> [TASK REQUIREMENTS]:
Scan the listing and work out how many lines contain the word "Facturación". Nothing but the number should be given.

> [DATASET EXCERPTS]:
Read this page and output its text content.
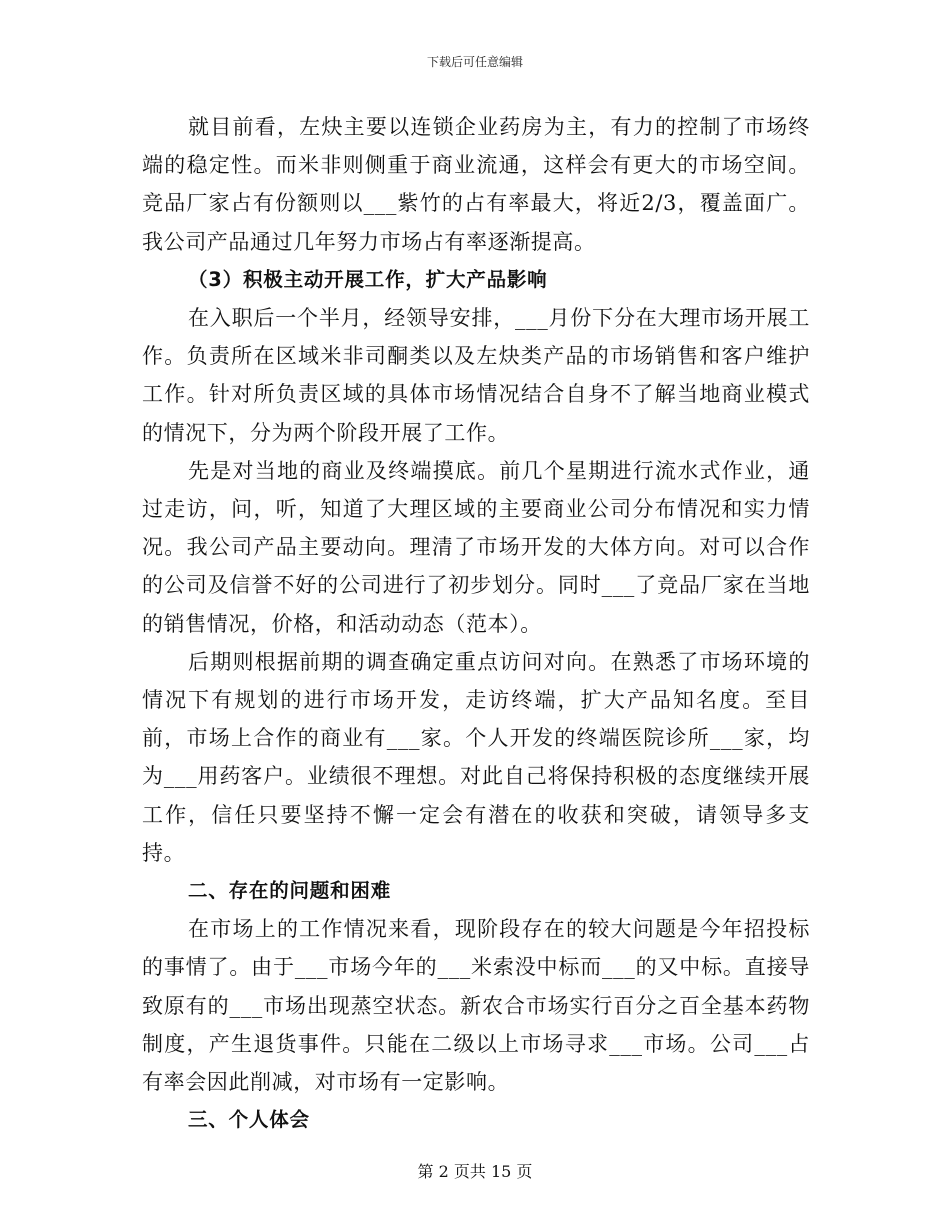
下载后可任意编辑

就目前看，左炔主要以连锁企业药房为主，有力的控制了市场终端的稳定性。而米非则侧重于商业流通，这样会有更大的市场空间。竞品厂家占有份额则以___紫竹的占有率最大，将近2/3，覆盖面广。我公司产品通过几年努力市场占有率逐渐提高。

（3）积极主动开展工作，扩大产品影响

在入职后一个半月，经领导安排，___月份下分在大理市场开展工作。负责所在区域米非司酮类以及左炔类产品的市场销售和客户维护工作。针对所负责区域的具体市场情况结合自身不了解当地商业模式的情况下，分为两个阶段开展了工作。

先是对当地的商业及终端摸底。前几个星期进行流水式作业，通过走访，问，听，知道了大理区域的主要商业公司分布情况和实力情况。我公司产品主要动向。理清了市场开发的大体方向。对可以合作的公司及信誉不好的公司进行了初步划分。同时___了竞品厂家在当地的销售情况，价格，和活动动态（范本）。

后期则根据前期的调查确定重点访问对向。在熟悉了市场环境的情况下有规划的进行市场开发，走访终端，扩大产品知名度。至目前，市场上合作的商业有___家。个人开发的终端医院诊所___家，均为___用药客户。业绩很不理想。对此自己将保持积极的态度继续开展工作，信任只要坚持不懈一定会有潜在的收获和突破，请领导多支持。

二、存在的问题和困难

在市场上的工作情况来看，现阶段存在的较大问题是今年招投标的事情了。由于___市场今年的___米索没中标而___的又中标。直接导致原有的___市场出现蒸空状态。新农合市场实行百分之百全基本药物制度，产生退货事件。只能在二级以上市场寻求___市场。公司___占有率会因此削减，对市场有一定影响。

三、个人体会

第 2 页共 15 页
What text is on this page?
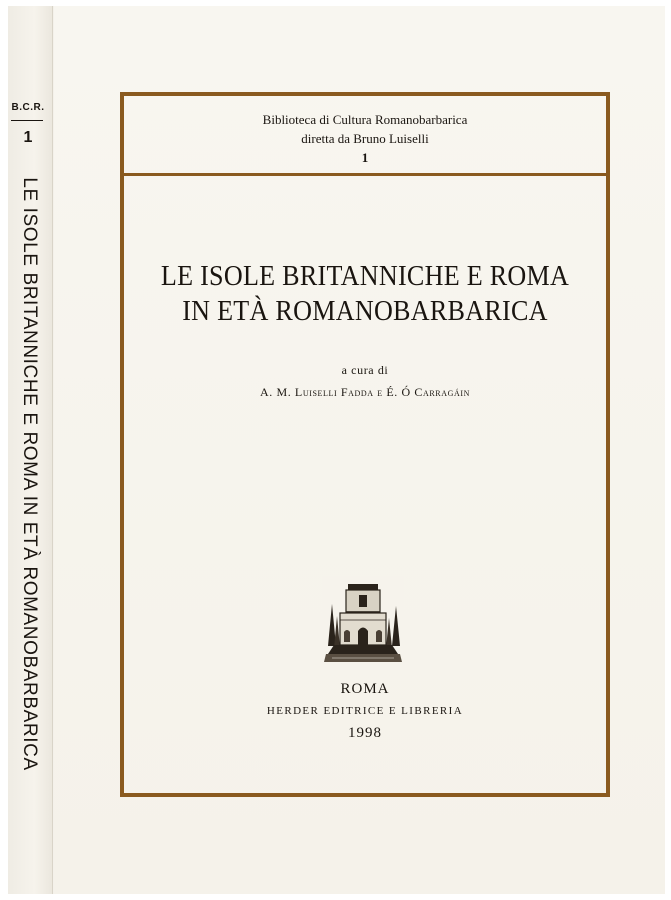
B.C.R.
1
LE ISOLE BRITANNICHE E ROMA IN ETÀ ROMANOBARBARICA
Biblioteca di Cultura Romanobarbarica
diretta da Bruno Luiselli
1
LE ISOLE BRITANNICHE E ROMA
IN ETÀ ROMANOBARBARICA
a cura di
A. M. Luiselli Fadda e É. Ó Carragáin
ROMA
HERDER EDITRICE E LIBRERIA
1998
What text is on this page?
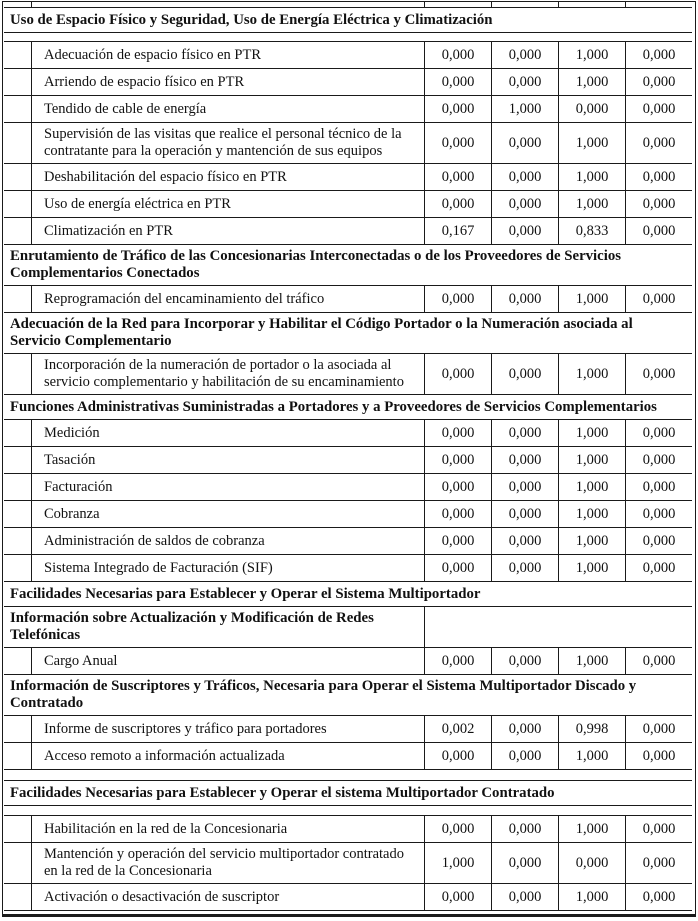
Uso de Espacio Físico y Seguridad, Uso de Energía Eléctrica y Climatización
Adecuación de espacio físico en PTR	0,000	0,000	1,000	0,000
Arriendo de espacio físico en PTR	0,000	0,000	1,000	0,000
Tendido de cable de energía	0,000	1,000	0,000	0,000
Supervisión de las visitas que realice el personal técnico de la contratante para la operación y mantención de sus equipos
0,000	0,000	1,000	0,000
Deshabilitación del espacio físico en PTR	0,000	0,000	1,000	0,000
Uso de energía eléctrica en PTR	0,000	0,000	1,000	0,000
Climatización en PTR	0,167	0,000	0,833	0,000
Enrutamiento de Tráfico de las Concesionarias Interconectadas o de los Proveedores de Servicios Complementarios Conectados
Reprogramación del encaminamiento del tráfico	0,000	0,000	1,000	0,000
Adecuación de la Red para Incorporar y Habilitar el Código Portador o la Numeración asociada al Servicio Complementario
Incorporación de la numeración de portador o la asociada al servicio complementario y habilitación de su encaminamiento
0,000	0,000	1,000	0,000
Funciones Administrativas Suministradas a Portadores y a Proveedores de Servicios Complementarios
Medición	0,000	0,000	1,000	0,000
Tasación	0,000	0,000	1,000	0,000
Facturación	0,000	0,000	1,000	0,000
Cobranza	0,000	0,000	1,000	0,000
Administración de saldos de cobranza	0,000	0,000	1,000	0,000
Sistema Integrado de Facturación (SIF)	0,000	0,000	1,000	0,000
Facilidades Necesarias para Establecer y Operar el Sistema Multiportador
Información sobre Actualización y Modificación de Redes Telefónicas
Cargo Anual	0,000	0,000	1,000	0,000
Información de Suscriptores y Tráficos, Necesaria para Operar el Sistema Multiportador Discado y Contratado
Informe de suscriptores y tráfico para portadores	0,002	0,000	0,998	0,000
Acceso remoto a información actualizada	0,000	0,000	1,000	0,000
Facilidades Necesarias para Establecer y Operar el sistema Multiportador Contratado
Habilitación en la red de la Concesionaria	0,000	0,000	1,000	0,000
Mantención y operación del servicio multiportador contratado en la red de la Concesionaria
1,000	0,000	0,000	0,000
Activación o desactivación de suscriptor	0,000	0,000	1,000	0,000
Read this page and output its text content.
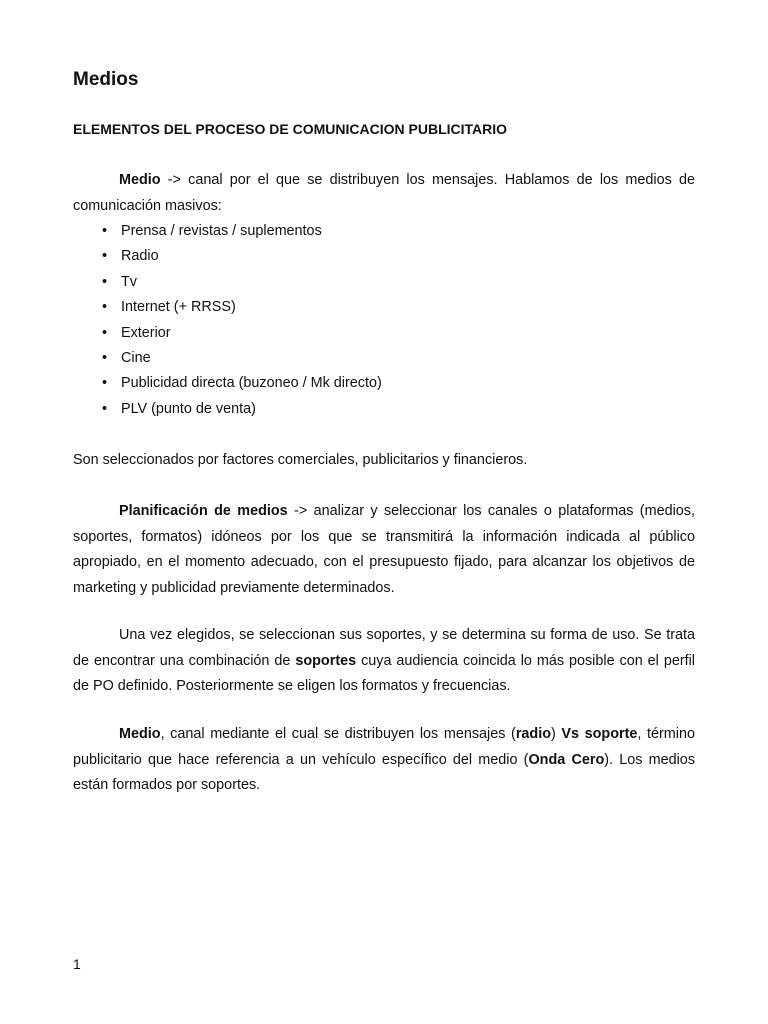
Medios
ELEMENTOS DEL PROCESO DE COMUNICACION PUBLICITARIO

Medio -> canal por el que se distribuyen los mensajes. Hablamos de los medios de comunicación masivos:

• Prensa / revistas / suplementos
• Radio
• Tv
• Internet (+ RRSS)
• Exterior
• Cine
• Publicidad directa (buzoneo / Mk directo)
• PLV (punto de venta)

Son seleccionados por factores comerciales, publicitarios y financieros.

Planificación de medios -> analizar y seleccionar los canales o plataformas (medios, soportes, formatos) idóneos por los que se transmitirá la información indicada al público apropiado, en el momento adecuado, con el presupuesto fijado, para alcanzar los objetivos de marketing y publicidad previamente determinados.

Una vez elegidos, se seleccionan sus soportes, y se determina su forma de uso. Se trata de encontrar una combinación de soportes cuya audiencia coincida lo más posible con el perfil de PO definido. Posteriormente se eligen los formatos y frecuencias.

Medio, canal mediante el cual se distribuyen los mensajes (radio) Vs soporte, término publicitario que hace referencia a un vehículo específico del medio (Onda Cero). Los medios están formados por soportes.

1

> [OUTPUT BELOW]:
2